═════ Records supplied ═════

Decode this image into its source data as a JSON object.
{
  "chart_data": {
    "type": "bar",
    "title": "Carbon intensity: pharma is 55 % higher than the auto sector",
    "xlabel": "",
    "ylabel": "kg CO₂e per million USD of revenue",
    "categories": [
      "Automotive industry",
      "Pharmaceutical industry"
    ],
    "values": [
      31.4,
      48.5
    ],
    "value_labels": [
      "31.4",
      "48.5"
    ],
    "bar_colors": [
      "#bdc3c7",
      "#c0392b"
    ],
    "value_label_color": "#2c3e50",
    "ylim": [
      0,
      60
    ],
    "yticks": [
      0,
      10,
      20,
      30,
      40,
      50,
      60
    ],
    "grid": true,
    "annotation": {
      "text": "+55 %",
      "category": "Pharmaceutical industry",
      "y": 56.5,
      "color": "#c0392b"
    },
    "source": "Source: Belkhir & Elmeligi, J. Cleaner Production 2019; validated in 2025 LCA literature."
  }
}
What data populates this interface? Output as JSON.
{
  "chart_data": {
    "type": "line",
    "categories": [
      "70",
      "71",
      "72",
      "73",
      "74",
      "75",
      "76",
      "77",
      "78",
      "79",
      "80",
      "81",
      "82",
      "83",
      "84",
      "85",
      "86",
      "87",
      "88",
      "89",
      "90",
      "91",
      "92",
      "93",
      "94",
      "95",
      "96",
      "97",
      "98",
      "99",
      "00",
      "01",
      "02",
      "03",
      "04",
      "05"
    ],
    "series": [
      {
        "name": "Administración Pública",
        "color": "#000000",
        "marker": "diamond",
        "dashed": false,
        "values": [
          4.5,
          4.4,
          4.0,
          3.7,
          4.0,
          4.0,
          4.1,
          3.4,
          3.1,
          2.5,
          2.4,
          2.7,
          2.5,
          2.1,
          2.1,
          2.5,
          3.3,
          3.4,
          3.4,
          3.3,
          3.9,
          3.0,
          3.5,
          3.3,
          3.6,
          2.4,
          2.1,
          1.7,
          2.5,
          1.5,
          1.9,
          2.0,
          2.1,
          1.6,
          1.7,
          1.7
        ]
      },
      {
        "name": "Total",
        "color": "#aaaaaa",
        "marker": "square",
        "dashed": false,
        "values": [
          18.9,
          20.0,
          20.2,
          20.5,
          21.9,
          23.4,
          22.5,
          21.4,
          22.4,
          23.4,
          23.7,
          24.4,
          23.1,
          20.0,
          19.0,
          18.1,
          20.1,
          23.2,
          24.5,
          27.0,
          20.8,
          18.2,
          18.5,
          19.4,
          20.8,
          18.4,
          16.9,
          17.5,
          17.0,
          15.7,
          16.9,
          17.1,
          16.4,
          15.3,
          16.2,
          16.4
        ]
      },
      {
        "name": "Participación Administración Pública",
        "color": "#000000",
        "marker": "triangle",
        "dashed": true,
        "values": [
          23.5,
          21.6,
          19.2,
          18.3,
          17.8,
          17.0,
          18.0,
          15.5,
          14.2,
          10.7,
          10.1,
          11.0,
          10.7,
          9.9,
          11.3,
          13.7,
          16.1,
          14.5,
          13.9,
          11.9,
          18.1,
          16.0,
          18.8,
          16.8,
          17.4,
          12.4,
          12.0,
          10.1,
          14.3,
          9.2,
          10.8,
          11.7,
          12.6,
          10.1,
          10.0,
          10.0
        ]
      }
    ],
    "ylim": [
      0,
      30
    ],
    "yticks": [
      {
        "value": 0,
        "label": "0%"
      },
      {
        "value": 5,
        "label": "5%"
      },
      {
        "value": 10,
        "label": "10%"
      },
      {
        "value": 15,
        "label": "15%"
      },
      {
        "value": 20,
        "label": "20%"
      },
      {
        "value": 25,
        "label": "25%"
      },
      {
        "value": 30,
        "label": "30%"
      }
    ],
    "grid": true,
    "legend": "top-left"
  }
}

═════

## Short exercise
Repeat each record exactly. Omit nothing.

## Worked solution
Decode this image into its source data as a JSON object.
{
  "chart_data": {
    "type": "bar",
    "title": "Carbon intensity: pharma is 55 % higher than the auto sector",
    "xlabel": "",
    "ylabel": "kg CO₂e per million USD of revenue",
    "categories": [
      "Automotive industry",
      "Pharmaceutical industry"
    ],
    "values": [
      31.4,
      48.5
    ],
    "value_labels": [
      "31.4",
      "48.5"
    ],
    "bar_colors": [
      "#bdc3c7",
      "#c0392b"
    ],
    "value_label_color": "#2c3e50",
    "ylim": [
      0,
      60
    ],
    "yticks": [
      0,
      10,
      20,
      30,
      40,
      50,
      60
    ],
    "grid": true,
    "annotation": {
      "text": "+55 %",
      "category": "Pharmaceutical industry",
      "y": 56.5,
      "color": "#c0392b"
    },
    "source": "Source: Belkhir & Elmeligi, J. Cleaner Production 2019; validated in 2025 LCA literature."
  }
}
What data populates this interface? Output as JSON.
{
  "chart_data": {
    "type": "line",
    "categories": [
      "70",
      "71",
      "72",
      "73",
      "74",
      "75",
      "76",
      "77",
      "78",
      "79",
      "80",
      "81",
      "82",
      "83",
      "84",
      "85",
      "86",
      "87",
      "88",
      "89",
      "90",
      "91",
      "92",
      "93",
      "94",
      "95",
      "96",
      "97",
      "98",
      "99",
      "00",
      "01",
      "02",
      "03",
      "04",
      "05"
    ],
    "series": [
      {
        "name": "Administración Pública",
        "color": "#000000",
        "marker": "diamond",
        "dashed": false,
        "values": [
          4.5,
          4.4,
          4.0,
          3.7,
          4.0,
          4.0,
          4.1,
          3.4,
          3.1,
          2.5,
          2.4,
          2.7,
          2.5,
          2.1,
          2.1,
          2.5,
          3.3,
          3.4,
          3.4,
          3.3,
          3.9,
          3.0,
          3.5,
          3.3,
          3.6,
          2.4,
          2.1,
          1.7,
          2.5,
          1.5,
          1.9,
          2.0,
          2.1,
          1.6,
          1.7,
          1.7
        ]
      },
      {
        "name": "Total",
        "color": "#aaaaaa",
        "marker": "square",
        "dashed": false,
        "values": [
          18.9,
          20.0,
          20.2,
          20.5,
          21.9,
          23.4,
          22.5,
          21.4,
          22.4,
          23.4,
          23.7,
          24.4,
          23.1,
          20.0,
          19.0,
          18.1,
          20.1,
          23.2,
          24.5,
          27.0,
          20.8,
          18.2,
          18.5,
          19.4,
          20.8,
          18.4,
          16.9,
          17.5,
          17.0,
          15.7,
          16.9,
          17.1,
          16.4,
          15.3,
          16.2,
          16.4
        ]
      },
      {
        "name": "Participación Administración Pública",
        "color": "#000000",
        "marker": "triangle",
        "dashed": true,
        "values": [
          23.5,
          21.6,
          19.2,
          18.3,
          17.8,
          17.0,
          18.0,
          15.5,
          14.2,
          10.7,
          10.1,
          11.0,
          10.7,
          9.9,
          11.3,
          13.7,
          16.1,
          14.5,
          13.9,
          11.9,
          18.1,
          16.0,
          18.8,
          16.8,
          17.4,
          12.4,
          12.0,
          10.1,
          14.3,
          9.2,
          10.8,
          11.7,
          12.6,
          10.1,
          10.0,
          10.0
        ]
      }
    ],
    "ylim": [
      0,
      30
    ],
    "yticks": [
      {
        "value": 0,
        "label": "0%"
      },
      {
        "value": 5,
        "label": "5%"
      },
      {
        "value": 10,
        "label": "10%"
      },
      {
        "value": 15,
        "label": "15%"
      },
      {
        "value": 20,
        "label": "20%"
      },
      {
        "value": 25,
        "label": "25%"
      },
      {
        "value": 30,
        "label": "30%"
      }
    ],
    "grid": true,
    "legend": "top-left"
  }
}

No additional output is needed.